#### EXERCISE DIRECTIONS
Restate the listing that follows word for word, without its pictures.

#### RECORDS FOR THIS EXERCISE
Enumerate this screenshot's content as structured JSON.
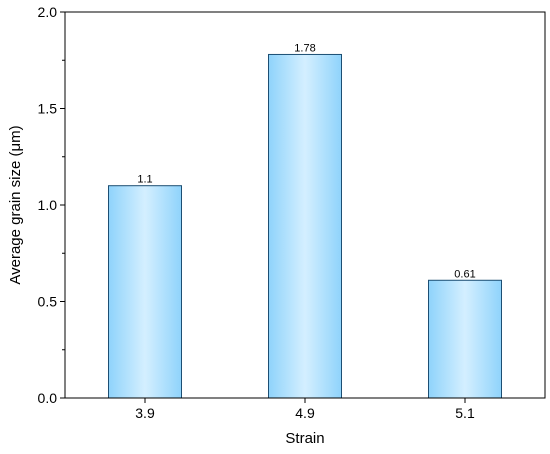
{
  "chart_data": {
    "type": "bar",
    "categories": [
      "3.9",
      "4.9",
      "5.1"
    ],
    "values": [
      1.1,
      1.78,
      0.61
    ],
    "data_labels": [
      "1.1",
      "1.78",
      "0.61"
    ],
    "xlabel": "Strain",
    "ylabel": "Average grain size (μm)",
    "ylim": [
      0,
      2.0
    ],
    "yticks": [
      0.0,
      0.5,
      1.0,
      1.5,
      2.0
    ],
    "ytick_labels": [
      "0.0",
      "0.5",
      "1.0",
      "1.5",
      "2.0"
    ],
    "grid": false,
    "bar_color_edge": "#8fd3fb",
    "bar_color_center": "#d4efff",
    "bar_outline": "#1c4e73"
  }
}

#### WRITTEN ANSWER
Enumerate this screenshot's content as structured JSON.
{
  "chart_data": {
    "type": "bar",
    "categories": [
      "3.9",
      "4.9",
      "5.1"
    ],
    "values": [
      1.1,
      1.78,
      0.61
    ],
    "data_labels": [
      "1.1",
      "1.78",
      "0.61"
    ],
    "xlabel": "Strain",
    "ylabel": "Average grain size (μm)",
    "ylim": [
      0,
      2.0
    ],
    "yticks": [
      0.0,
      0.5,
      1.0,
      1.5,
      2.0
    ],
    "ytick_labels": [
      "0.0",
      "0.5",
      "1.0",
      "1.5",
      "2.0"
    ],
    "grid": false,
    "bar_color_edge": "#8fd3fb",
    "bar_color_center": "#d4efff",
    "bar_outline": "#1c4e73"
  }
}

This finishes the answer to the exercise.